» **ENTRIES PROVIDED**:
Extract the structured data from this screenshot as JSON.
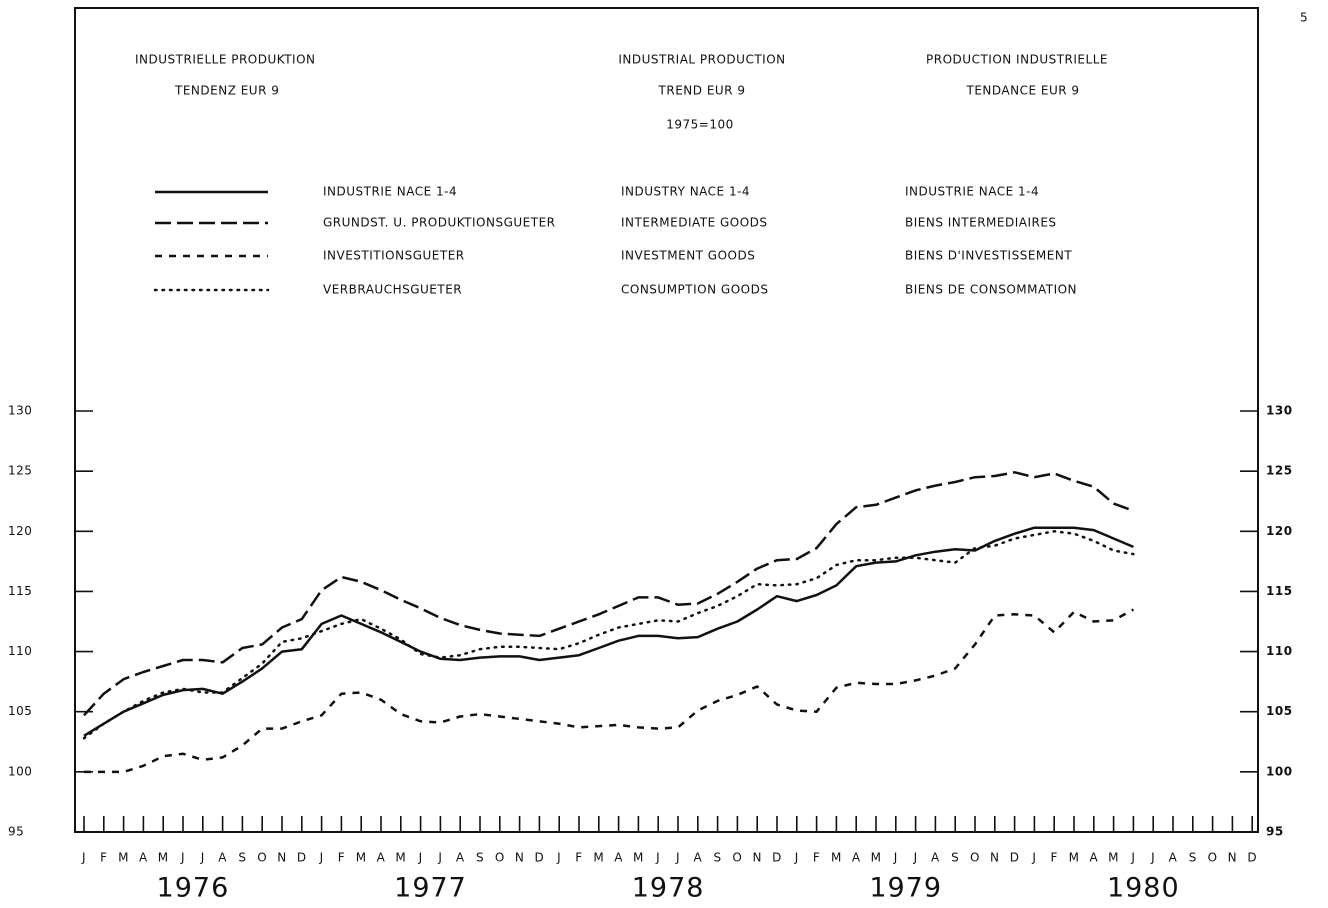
{
  "page": "5",
  "chart_data": {
    "type": "line",
    "title": {
      "de": [
        "INDUSTRIELLE PRODUKTION",
        "TENDENZ  EUR 9"
      ],
      "en": [
        "INDUSTRIAL PRODUCTION",
        "TREND EUR 9"
      ],
      "fr": [
        "PRODUCTION INDUSTRIELLE",
        "TENDANCE EUR 9"
      ]
    },
    "subtitle": "1975=100",
    "categories": [
      "J",
      "F",
      "M",
      "A",
      "M",
      "J",
      "J",
      "A",
      "S",
      "O",
      "N",
      "D",
      "J",
      "F",
      "M",
      "A",
      "M",
      "J",
      "J",
      "A",
      "S",
      "O",
      "N",
      "D",
      "J",
      "F",
      "M",
      "A",
      "M",
      "J",
      "J",
      "A",
      "S",
      "O",
      "N",
      "D",
      "J",
      "F",
      "M",
      "A",
      "M",
      "J",
      "J",
      "A",
      "S",
      "O",
      "N",
      "D",
      "J",
      "F",
      "M",
      "A",
      "M",
      "J",
      "J",
      "A",
      "S",
      "O",
      "N",
      "D"
    ],
    "years": [
      "1976",
      "1977",
      "1978",
      "1979",
      "1980"
    ],
    "ylim": [
      95,
      130
    ],
    "yticks": [
      95,
      100,
      105,
      110,
      115,
      120,
      125,
      130
    ],
    "series": [
      {
        "name": "INDUSTRIE NACE 1-4",
        "name_en": "INDUSTRY NACE 1-4",
        "name_fr": "INDUSTRIE NACE 1-4",
        "color": "#111111",
        "style": "solid",
        "values": [
          103.0,
          104.0,
          105.0,
          105.7,
          106.4,
          106.8,
          106.9,
          106.5,
          107.5,
          108.6,
          110.0,
          110.2,
          112.3,
          113.0,
          112.3,
          111.6,
          110.8,
          110.0,
          109.4,
          109.3,
          109.5,
          109.6,
          109.6,
          109.3,
          109.5,
          109.7,
          110.3,
          110.9,
          111.3,
          111.3,
          111.1,
          111.2,
          111.9,
          112.5,
          113.5,
          114.6,
          114.2,
          114.7,
          115.5,
          117.1,
          117.4,
          117.5,
          118.0,
          118.3,
          118.5,
          118.4,
          119.2,
          119.8,
          120.3,
          120.3,
          120.3,
          120.1,
          119.4,
          118.7,
          null,
          null,
          null,
          null,
          null,
          null
        ]
      },
      {
        "name": "GRUNDST. U. PRODUKTIONSGUETER",
        "name_en": "INTERMEDIATE GOODS",
        "name_fr": "BIENS INTERMEDIAIRES",
        "color": "#111111",
        "style": "long-dash",
        "values": [
          104.7,
          106.5,
          107.7,
          108.3,
          108.8,
          109.3,
          109.3,
          109.1,
          110.3,
          110.6,
          112.0,
          112.7,
          115.1,
          116.2,
          115.8,
          115.1,
          114.3,
          113.6,
          112.8,
          112.2,
          111.8,
          111.5,
          111.4,
          111.3,
          111.9,
          112.5,
          113.1,
          113.8,
          114.5,
          114.5,
          113.9,
          114.0,
          114.8,
          115.8,
          116.9,
          117.6,
          117.7,
          118.6,
          120.6,
          122.0,
          122.2,
          122.8,
          123.4,
          123.8,
          124.1,
          124.5,
          124.6,
          124.9,
          124.5,
          124.8,
          124.2,
          123.7,
          122.3,
          121.7,
          null,
          null,
          null,
          null,
          null,
          null
        ]
      },
      {
        "name": "INVESTITIONSGUETER",
        "name_en": "INVESTMENT GOODS",
        "name_fr": "BIENS D'INVESTISSEMENT",
        "color": "#111111",
        "style": "dash",
        "values": [
          100.0,
          100.0,
          100.0,
          100.5,
          101.3,
          101.5,
          101.0,
          101.2,
          102.2,
          103.6,
          103.6,
          104.2,
          104.7,
          106.5,
          106.6,
          106.0,
          104.8,
          104.2,
          104.1,
          104.6,
          104.8,
          104.6,
          104.4,
          104.2,
          104.0,
          103.7,
          103.8,
          103.9,
          103.7,
          103.6,
          103.7,
          105.1,
          105.9,
          106.4,
          107.1,
          105.6,
          105.1,
          105.0,
          107.0,
          107.4,
          107.3,
          107.3,
          107.6,
          108.0,
          108.6,
          110.6,
          113.0,
          113.1,
          113.0,
          111.6,
          113.3,
          112.5,
          112.6,
          113.5,
          null,
          null,
          null,
          null,
          null,
          null
        ]
      },
      {
        "name": "VERBRAUCHSGUETER",
        "name_en": "CONSUMPTION GOODS",
        "name_fr": "BIENS DE CONSOMMATION",
        "color": "#111111",
        "style": "dot",
        "values": [
          102.8,
          104.0,
          105.0,
          105.9,
          106.6,
          106.9,
          106.6,
          106.6,
          107.8,
          109.0,
          110.8,
          111.1,
          111.7,
          112.3,
          112.7,
          111.9,
          111.0,
          109.8,
          109.5,
          109.7,
          110.2,
          110.4,
          110.4,
          110.3,
          110.2,
          110.7,
          111.4,
          112.0,
          112.3,
          112.6,
          112.5,
          113.2,
          113.8,
          114.6,
          115.6,
          115.5,
          115.6,
          116.1,
          117.2,
          117.6,
          117.6,
          117.8,
          117.8,
          117.6,
          117.4,
          118.6,
          118.8,
          119.4,
          119.7,
          120.0,
          119.8,
          119.2,
          118.4,
          118.1,
          null,
          null,
          null,
          null,
          null,
          null
        ]
      }
    ]
  }
}
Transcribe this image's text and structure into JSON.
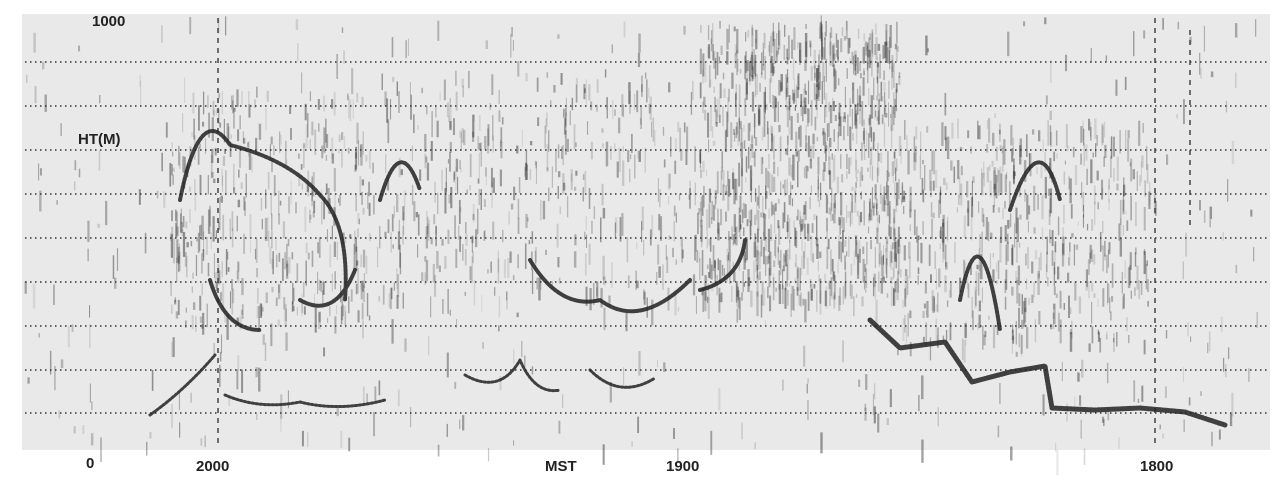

» **JOB**:
Pictures in the records above should not be copied. Repeat everything else exactly.

» **REPLY TO THE EXERCISE**:
Extract the structured data from this screenshot as JSON.
{
  "page": "5",
  "chart_data": {
    "type": "line",
    "title": {
      "de": [
        "INDUSTRIELLE PRODUKTION",
        "TENDENZ  EUR 9"
      ],
      "en": [
        "INDUSTRIAL PRODUCTION",
        "TREND EUR 9"
      ],
      "fr": [
        "PRODUCTION INDUSTRIELLE",
        "TENDANCE EUR 9"
      ]
    },
    "subtitle": "1975=100",
    "categories": [
      "J",
      "F",
      "M",
      "A",
      "M",
      "J",
      "J",
      "A",
      "S",
      "O",
      "N",
      "D",
      "J",
      "F",
      "M",
      "A",
      "M",
      "J",
      "J",
      "A",
      "S",
      "O",
      "N",
      "D",
      "J",
      "F",
      "M",
      "A",
      "M",
      "J",
      "J",
      "A",
      "S",
      "O",
      "N",
      "D",
      "J",
      "F",
      "M",
      "A",
      "M",
      "J",
      "J",
      "A",
      "S",
      "O",
      "N",
      "D",
      "J",
      "F",
      "M",
      "A",
      "M",
      "J",
      "J",
      "A",
      "S",
      "O",
      "N",
      "D"
    ],
    "years": [
      "1976",
      "1977",
      "1978",
      "1979",
      "1980"
    ],
    "ylim": [
      95,
      130
    ],
    "yticks": [
      95,
      100,
      105,
      110,
      115,
      120,
      125,
      130
    ],
    "series": [
      {
        "name": "INDUSTRIE NACE 1-4",
        "name_en": "INDUSTRY NACE 1-4",
        "name_fr": "INDUSTRIE NACE 1-4",
        "color": "#111111",
        "style": "solid",
        "values": [
          103.0,
          104.0,
          105.0,
          105.7,
          106.4,
          106.8,
          106.9,
          106.5,
          107.5,
          108.6,
          110.0,
          110.2,
          112.3,
          113.0,
          112.3,
          111.6,
          110.8,
          110.0,
          109.4,
          109.3,
          109.5,
          109.6,
          109.6,
          109.3,
          109.5,
          109.7,
          110.3,
          110.9,
          111.3,
          111.3,
          111.1,
          111.2,
          111.9,
          112.5,
          113.5,
          114.6,
          114.2,
          114.7,
          115.5,
          117.1,
          117.4,
          117.5,
          118.0,
          118.3,
          118.5,
          118.4,
          119.2,
          119.8,
          120.3,
          120.3,
          120.3,
          120.1,
          119.4,
          118.7,
          null,
          null,
          null,
          null,
          null,
          null
        ]
      },
      {
        "name": "GRUNDST. U. PRODUKTIONSGUETER",
        "name_en": "INTERMEDIATE GOODS",
        "name_fr": "BIENS INTERMEDIAIRES",
        "color": "#111111",
        "style": "long-dash",
        "values": [
          104.7,
          106.5,
          107.7,
          108.3,
          108.8,
          109.3,
          109.3,
          109.1,
          110.3,
          110.6,
          112.0,
          112.7,
          115.1,
          116.2,
          115.8,
          115.1,
          114.3,
          113.6,
          112.8,
          112.2,
          111.8,
          111.5,
          111.4,
          111.3,
          111.9,
          112.5,
          113.1,
          113.8,
          114.5,
          114.5,
          113.9,
          114.0,
          114.8,
          115.8,
          116.9,
          117.6,
          117.7,
          118.6,
          120.6,
          122.0,
          122.2,
          122.8,
          123.4,
          123.8,
          124.1,
          124.5,
          124.6,
          124.9,
          124.5,
          124.8,
          124.2,
          123.7,
          122.3,
          121.7,
          null,
          null,
          null,
          null,
          null,
          null
        ]
      },
      {
        "name": "INVESTITIONSGUETER",
        "name_en": "INVESTMENT GOODS",
        "name_fr": "BIENS D'INVESTISSEMENT",
        "color": "#111111",
        "style": "dash",
        "values": [
          100.0,
          100.0,
          100.0,
          100.5,
          101.3,
          101.5,
          101.0,
          101.2,
          102.2,
          103.6,
          103.6,
          104.2,
          104.7,
          106.5,
          106.6,
          106.0,
          104.8,
          104.2,
          104.1,
          104.6,
          104.8,
          104.6,
          104.4,
          104.2,
          104.0,
          103.7,
          103.8,
          103.9,
          103.7,
          103.6,
          103.7,
          105.1,
          105.9,
          106.4,
          107.1,
          105.6,
          105.1,
          105.0,
          107.0,
          107.4,
          107.3,
          107.3,
          107.6,
          108.0,
          108.6,
          110.6,
          113.0,
          113.1,
          113.0,
          111.6,
          113.3,
          112.5,
          112.6,
          113.5,
          null,
          null,
          null,
          null,
          null,
          null
        ]
      },
      {
        "name": "VERBRAUCHSGUETER",
        "name_en": "CONSUMPTION GOODS",
        "name_fr": "BIENS DE CONSOMMATION",
        "color": "#111111",
        "style": "dot",
        "values": [
          102.8,
          104.0,
          105.0,
          105.9,
          106.6,
          106.9,
          106.6,
          106.6,
          107.8,
          109.0,
          110.8,
          111.1,
          111.7,
          112.3,
          112.7,
          111.9,
          111.0,
          109.8,
          109.5,
          109.7,
          110.2,
          110.4,
          110.4,
          110.3,
          110.2,
          110.7,
          111.4,
          112.0,
          112.3,
          112.6,
          112.5,
          113.2,
          113.8,
          114.6,
          115.6,
          115.5,
          115.6,
          116.1,
          117.2,
          117.6,
          117.6,
          117.8,
          117.8,
          117.6,
          117.4,
          118.6,
          118.8,
          119.4,
          119.7,
          120.0,
          119.8,
          119.2,
          118.4,
          118.1,
          null,
          null,
          null,
          null,
          null,
          null
        ]
      }
    ]
  }
}
Transcribe this image's text and structure into JSON.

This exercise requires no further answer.